Set down the material once more, exactly as it appears.

• • •

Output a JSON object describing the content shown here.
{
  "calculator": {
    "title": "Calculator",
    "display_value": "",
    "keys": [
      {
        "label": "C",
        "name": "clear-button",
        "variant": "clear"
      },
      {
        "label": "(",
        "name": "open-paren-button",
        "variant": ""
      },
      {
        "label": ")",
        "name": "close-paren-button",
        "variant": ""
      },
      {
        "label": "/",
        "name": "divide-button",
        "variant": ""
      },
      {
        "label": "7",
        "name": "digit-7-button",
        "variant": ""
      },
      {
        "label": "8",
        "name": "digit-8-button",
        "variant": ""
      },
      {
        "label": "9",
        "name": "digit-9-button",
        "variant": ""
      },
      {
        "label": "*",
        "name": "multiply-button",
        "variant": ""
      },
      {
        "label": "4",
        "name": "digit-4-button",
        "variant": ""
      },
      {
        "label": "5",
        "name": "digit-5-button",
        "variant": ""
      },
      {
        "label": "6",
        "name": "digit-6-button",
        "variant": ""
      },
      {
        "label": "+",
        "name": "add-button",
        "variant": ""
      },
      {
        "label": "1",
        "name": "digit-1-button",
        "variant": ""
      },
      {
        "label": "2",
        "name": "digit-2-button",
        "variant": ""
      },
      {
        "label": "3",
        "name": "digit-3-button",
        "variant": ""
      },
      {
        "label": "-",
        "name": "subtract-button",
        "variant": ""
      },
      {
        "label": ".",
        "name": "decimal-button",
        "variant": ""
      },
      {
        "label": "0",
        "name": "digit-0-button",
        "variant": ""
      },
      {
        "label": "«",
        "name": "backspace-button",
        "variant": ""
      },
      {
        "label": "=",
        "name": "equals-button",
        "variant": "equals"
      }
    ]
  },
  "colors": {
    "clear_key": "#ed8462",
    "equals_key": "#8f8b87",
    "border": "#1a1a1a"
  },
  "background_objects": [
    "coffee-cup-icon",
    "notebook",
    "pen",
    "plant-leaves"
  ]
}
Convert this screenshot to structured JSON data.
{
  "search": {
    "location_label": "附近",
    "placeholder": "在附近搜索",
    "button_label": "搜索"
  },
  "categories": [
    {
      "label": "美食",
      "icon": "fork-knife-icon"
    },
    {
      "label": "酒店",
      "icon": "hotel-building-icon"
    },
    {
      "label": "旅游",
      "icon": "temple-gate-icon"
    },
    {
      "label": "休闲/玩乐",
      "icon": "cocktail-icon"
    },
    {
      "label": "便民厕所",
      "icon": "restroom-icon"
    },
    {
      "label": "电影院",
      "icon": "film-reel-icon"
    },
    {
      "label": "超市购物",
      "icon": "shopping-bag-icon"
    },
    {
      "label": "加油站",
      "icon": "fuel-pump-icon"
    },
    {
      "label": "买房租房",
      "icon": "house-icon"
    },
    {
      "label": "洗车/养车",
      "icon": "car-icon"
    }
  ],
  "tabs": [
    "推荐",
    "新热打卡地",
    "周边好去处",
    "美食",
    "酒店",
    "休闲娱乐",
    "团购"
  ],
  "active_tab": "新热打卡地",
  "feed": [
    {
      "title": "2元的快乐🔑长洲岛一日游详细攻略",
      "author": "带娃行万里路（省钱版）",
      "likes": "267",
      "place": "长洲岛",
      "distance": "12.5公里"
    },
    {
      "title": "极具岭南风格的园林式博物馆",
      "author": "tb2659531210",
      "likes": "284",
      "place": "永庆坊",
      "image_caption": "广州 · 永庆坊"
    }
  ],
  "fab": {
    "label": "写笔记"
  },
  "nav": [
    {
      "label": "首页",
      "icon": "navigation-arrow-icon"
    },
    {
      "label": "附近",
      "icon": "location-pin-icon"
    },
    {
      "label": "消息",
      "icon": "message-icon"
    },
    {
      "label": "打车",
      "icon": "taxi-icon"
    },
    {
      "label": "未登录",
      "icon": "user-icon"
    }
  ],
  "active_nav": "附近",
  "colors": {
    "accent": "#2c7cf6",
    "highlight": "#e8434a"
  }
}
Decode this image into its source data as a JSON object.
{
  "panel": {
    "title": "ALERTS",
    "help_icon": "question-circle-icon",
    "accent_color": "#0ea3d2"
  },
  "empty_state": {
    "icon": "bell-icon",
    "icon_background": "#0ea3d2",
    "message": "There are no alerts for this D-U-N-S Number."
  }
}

• • •

### OUTPUT
Output a JSON object describing the content shown here.
{
  "calculator": {
    "title": "Calculator",
    "display_value": "",
    "keys": [
      {
        "label": "C",
        "name": "clear-button",
        "variant": "clear"
      },
      {
        "label": "(",
        "name": "open-paren-button",
        "variant": ""
      },
      {
        "label": ")",
        "name": "close-paren-button",
        "variant": ""
      },
      {
        "label": "/",
        "name": "divide-button",
        "variant": ""
      },
      {
        "label": "7",
        "name": "digit-7-button",
        "variant": ""
      },
      {
        "label": "8",
        "name": "digit-8-button",
        "variant": ""
      },
      {
        "label": "9",
        "name": "digit-9-button",
        "variant": ""
      },
      {
        "label": "*",
        "name": "multiply-button",
        "variant": ""
      },
      {
        "label": "4",
        "name": "digit-4-button",
        "variant": ""
      },
      {
        "label": "5",
        "name": "digit-5-button",
        "variant": ""
      },
      {
        "label": "6",
        "name": "digit-6-button",
        "variant": ""
      },
      {
        "label": "+",
        "name": "add-button",
        "variant": ""
      },
      {
        "label": "1",
        "name": "digit-1-button",
        "variant": ""
      },
      {
        "label": "2",
        "name": "digit-2-button",
        "variant": ""
      },
      {
        "label": "3",
        "name": "digit-3-button",
        "variant": ""
      },
      {
        "label": "-",
        "name": "subtract-button",
        "variant": ""
      },
      {
        "label": ".",
        "name": "decimal-button",
        "variant": ""
      },
      {
        "label": "0",
        "name": "digit-0-button",
        "variant": ""
      },
      {
        "label": "«",
        "name": "backspace-button",
        "variant": ""
      },
      {
        "label": "=",
        "name": "equals-button",
        "variant": "equals"
      }
    ]
  },
  "colors": {
    "clear_key": "#ed8462",
    "equals_key": "#8f8b87",
    "border": "#1a1a1a"
  },
  "background_objects": [
    "coffee-cup-icon",
    "notebook",
    "pen",
    "plant-leaves"
  ]
}
Convert this screenshot to structured JSON data.
{
  "search": {
    "location_label": "附近",
    "placeholder": "在附近搜索",
    "button_label": "搜索"
  },
  "categories": [
    {
      "label": "美食",
      "icon": "fork-knife-icon"
    },
    {
      "label": "酒店",
      "icon": "hotel-building-icon"
    },
    {
      "label": "旅游",
      "icon": "temple-gate-icon"
    },
    {
      "label": "休闲/玩乐",
      "icon": "cocktail-icon"
    },
    {
      "label": "便民厕所",
      "icon": "restroom-icon"
    },
    {
      "label": "电影院",
      "icon": "film-reel-icon"
    },
    {
      "label": "超市购物",
      "icon": "shopping-bag-icon"
    },
    {
      "label": "加油站",
      "icon": "fuel-pump-icon"
    },
    {
      "label": "买房租房",
      "icon": "house-icon"
    },
    {
      "label": "洗车/养车",
      "icon": "car-icon"
    }
  ],
  "tabs": [
    "推荐",
    "新热打卡地",
    "周边好去处",
    "美食",
    "酒店",
    "休闲娱乐",
    "团购"
  ],
  "active_tab": "新热打卡地",
  "feed": [
    {
      "title": "2元的快乐🔑长洲岛一日游详细攻略",
      "author": "带娃行万里路（省钱版）",
      "likes": "267",
      "place": "长洲岛",
      "distance": "12.5公里"
    },
    {
      "title": "极具岭南风格的园林式博物馆",
      "author": "tb2659531210",
      "likes": "284",
      "place": "永庆坊",
      "image_caption": "广州 · 永庆坊"
    }
  ],
  "fab": {
    "label": "写笔记"
  },
  "nav": [
    {
      "label": "首页",
      "icon": "navigation-arrow-icon"
    },
    {
      "label": "附近",
      "icon": "location-pin-icon"
    },
    {
      "label": "消息",
      "icon": "message-icon"
    },
    {
      "label": "打车",
      "icon": "taxi-icon"
    },
    {
      "label": "未登录",
      "icon": "user-icon"
    }
  ],
  "active_nav": "附近",
  "colors": {
    "accent": "#2c7cf6",
    "highlight": "#e8434a"
  }
}
Decode this image into its source data as a JSON object.
{
  "panel": {
    "title": "ALERTS",
    "help_icon": "question-circle-icon",
    "accent_color": "#0ea3d2"
  },
  "empty_state": {
    "icon": "bell-icon",
    "icon_background": "#0ea3d2",
    "message": "There are no alerts for this D-U-N-S Number."
  }
}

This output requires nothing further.